Written task: Transcribe the records below exactly as they appear, omitting any pictures.

Entries shown:
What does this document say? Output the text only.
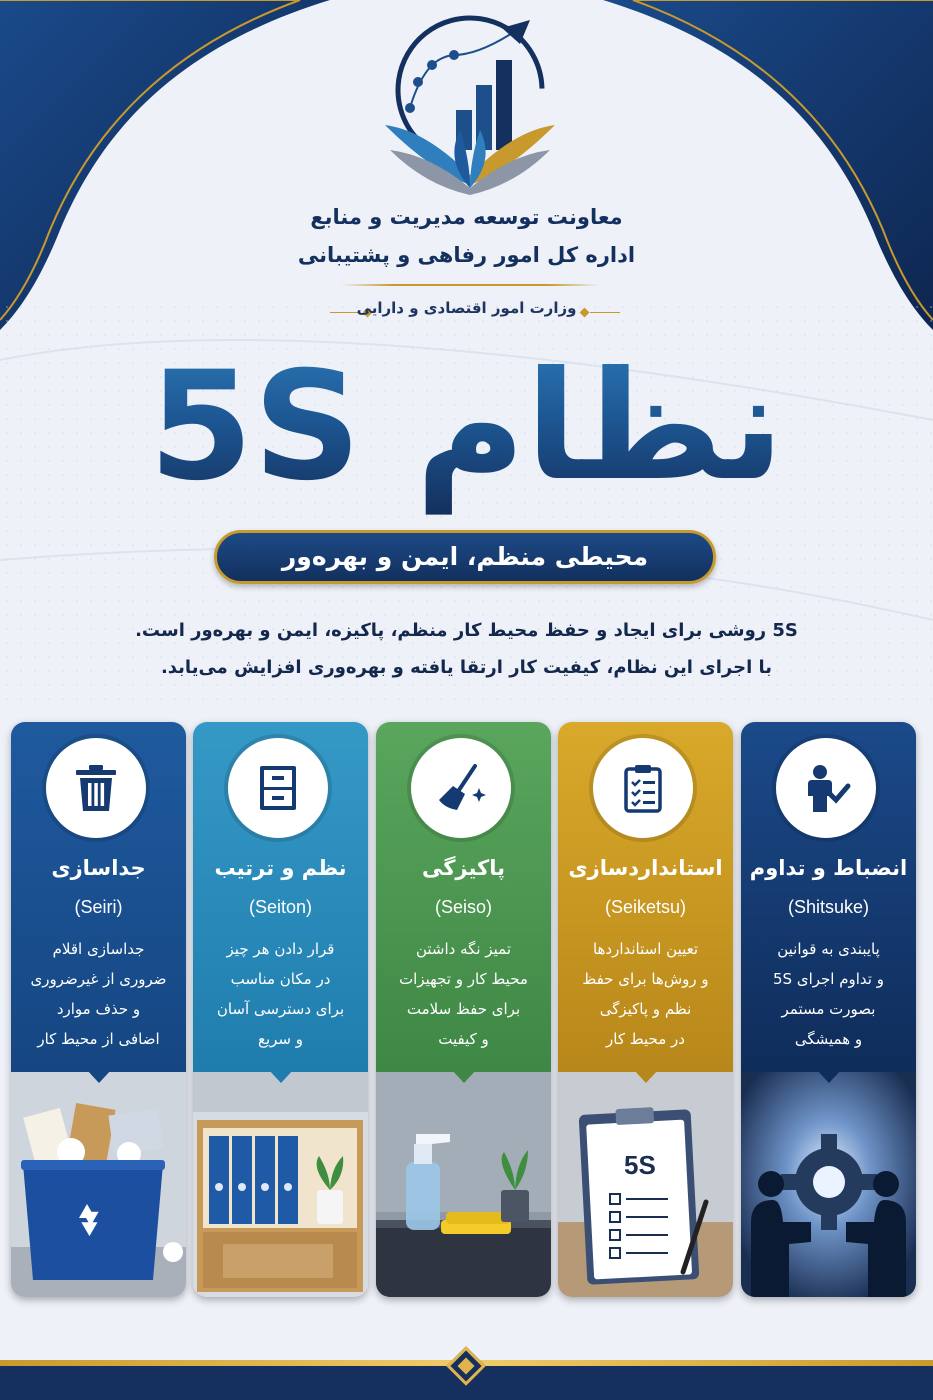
معاونت توسعه مدیریت و منابع
اداره کل امور رفاهی و پشتیبانی
وزارت امور اقتصادی و دارایی
نظام 5S
محیطی منظم، ایمن و بهره‌ور
5S روشی برای ایجاد و حفظ محیط کار منظم، پاکیزه، ایمن و بهره‌ور است.
با اجرای این نظام، کیفیت کار ارتقا یافته و بهره‌وری افزایش می‌یابد.
انضباط و تداوم
(Shitsuke)
پایبندی به قوانین
و تداوم اجرای 5S
بصورت مستمر
و همیشگی
استانداردسازی
(Seiketsu)
تعیین استانداردها
و روش‌ها برای حفظ
نظم و پاکیزگی
در محیط کار
5S
پاکیزگی
(Seiso)
تمیز نگه داشتن
محیط کار و تجهیزات
برای حفظ سلامت
و کیفیت
نظم و ترتیب
(Seiton)
قرار دادن هر چیز
در مکان مناسب
برای دسترسی آسان
و سریع
جداسازی
(Seiri)
جداسازی اقلام
ضروری از غیرضروری
و حذف موارد
اضافی از محیط کار
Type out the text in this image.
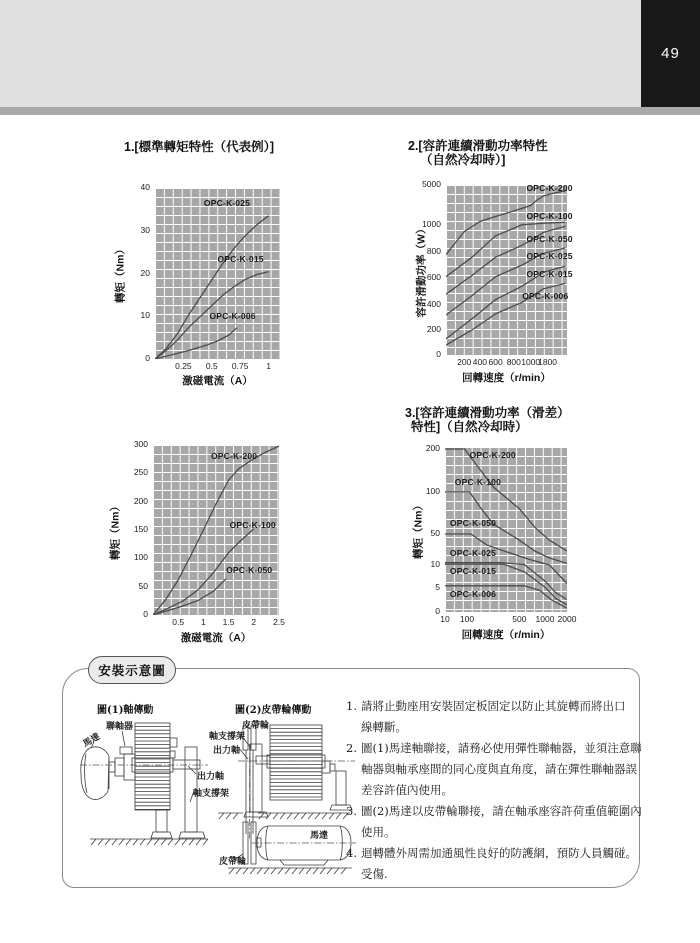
49
1.[標準轉矩特性（代表例）]
轉矩（Nm）
OPC-K-025
OPC-K-015
OPC-K-006
激磁電流（A）
40
30
20
10
0
0.25	0.5	0.75	1
2.[容許連續滑動功率特性
（自然冷却時）]
容許滑動功率（W）
OPC-K-200
OPC-K-100
OPC-K-050
OPC-K-025
OPC-K-015
OPC-K-006
回轉速度（r/min）
5000
1000
800
600
400
200
0
200 400 600 800 1000
1800
3.[容許連續滑動功率（滑差）
特性]（自然冷却時）
轉矩（Nm）
OPC-K-200
OPC-K-100
OPC-K-050
OPC-K-025
OPC-K-015
OPC-K-006
回轉速度（r/min）
200
100
50
10
5
0
10	100	500	1000 2000
轉矩（Nm）
OPC-K-200
OPC-K-100
OPC-K-050
激磁電流（A）
300
250
200
150
100
50
0
0.5	1	1.5	2	2.5
安裝示意圖
圖(1)軸傳動
聯軸器
馬達
出力軸
軸支撐架
圖(2)皮帶輪傳動
皮帶輪
軸支撐架
出力軸
馬達
皮帶輪
1. 請將止動座用安裝固定板固定以防止其旋轉而將出口
線轉斷。
2. 圖(1)馬達軸聯接，請務必使用彈性聯軸器，並須注意聯
軸器與軸承座間的同心度與直角度，請在彈性聯軸器誤
差容許值內使用。
3. 圖(2)馬達以皮帶輪聯接，請在軸承座容許荷重值範圍內
使用。
4. 迴轉體外周需加通風性良好的防護網，預防人員觸碰。
受傷.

Written response:
What does this document say? Output the text only.
معاونت توسعه مدیریت و منابع
اداره کل امور رفاهی و پشتیبانی
وزارت امور اقتصادی و دارایی
نظام 5S
محیطی منظم، ایمن و بهره‌ور
5S روشی برای ایجاد و حفظ محیط کار منظم، پاکیزه، ایمن و بهره‌ور است.
با اجرای این نظام، کیفیت کار ارتقا یافته و بهره‌وری افزایش می‌یابد.
انضباط و تداوم
(Shitsuke)
پایبندی به قوانین
و تداوم اجرای 5S
بصورت مستمر
و همیشگی
استانداردسازی
(Seiketsu)
تعیین استانداردها
و روش‌ها برای حفظ
نظم و پاکیزگی
در محیط کار
5S
پاکیزگی
(Seiso)
تمیز نگه داشتن
محیط کار و تجهیزات
برای حفظ سلامت
و کیفیت
نظم و ترتیب
(Seiton)
قرار دادن هر چیز
در مکان مناسب
برای دسترسی آسان
و سریع
جداسازی
(Seiri)
جداسازی اقلام
ضروری از غیرضروری
و حذف موارد
اضافی از محیط کار
Type out the text in this image.
49
1.[標準轉矩特性（代表例）]
轉矩（Nm）
OPC-K-025
OPC-K-015
OPC-K-006
激磁電流（A）
40
30
20
10
0
0.25	0.5	0.75	1
2.[容許連續滑動功率特性
（自然冷却時）]
容許滑動功率（W）
OPC-K-200
OPC-K-100
OPC-K-050
OPC-K-025
OPC-K-015
OPC-K-006
回轉速度（r/min）
5000
1000
800
600
400
200
0
200 400 600 800 1000
1800
3.[容許連續滑動功率（滑差）
特性]（自然冷却時）
轉矩（Nm）
OPC-K-200
OPC-K-100
OPC-K-050
OPC-K-025
OPC-K-015
OPC-K-006
回轉速度（r/min）
200
100
50
10
5
0
10	100	500	1000 2000
轉矩（Nm）
OPC-K-200
OPC-K-100
OPC-K-050
激磁電流（A）
300
250
200
150
100
50
0
0.5	1	1.5	2	2.5
安裝示意圖
圖(1)軸傳動
聯軸器
馬達
出力軸
軸支撐架
圖(2)皮帶輪傳動
皮帶輪
軸支撐架
出力軸
馬達
皮帶輪
1. 請將止動座用安裝固定板固定以防止其旋轉而將出口
線轉斷。
2. 圖(1)馬達軸聯接，請務必使用彈性聯軸器，並須注意聯
軸器與軸承座間的同心度與直角度，請在彈性聯軸器誤
差容許值內使用。
3. 圖(2)馬達以皮帶輪聯接，請在軸承座容許荷重值範圍內
使用。
4. 迴轉體外周需加通風性良好的防護網，預防人員觸碰。
受傷.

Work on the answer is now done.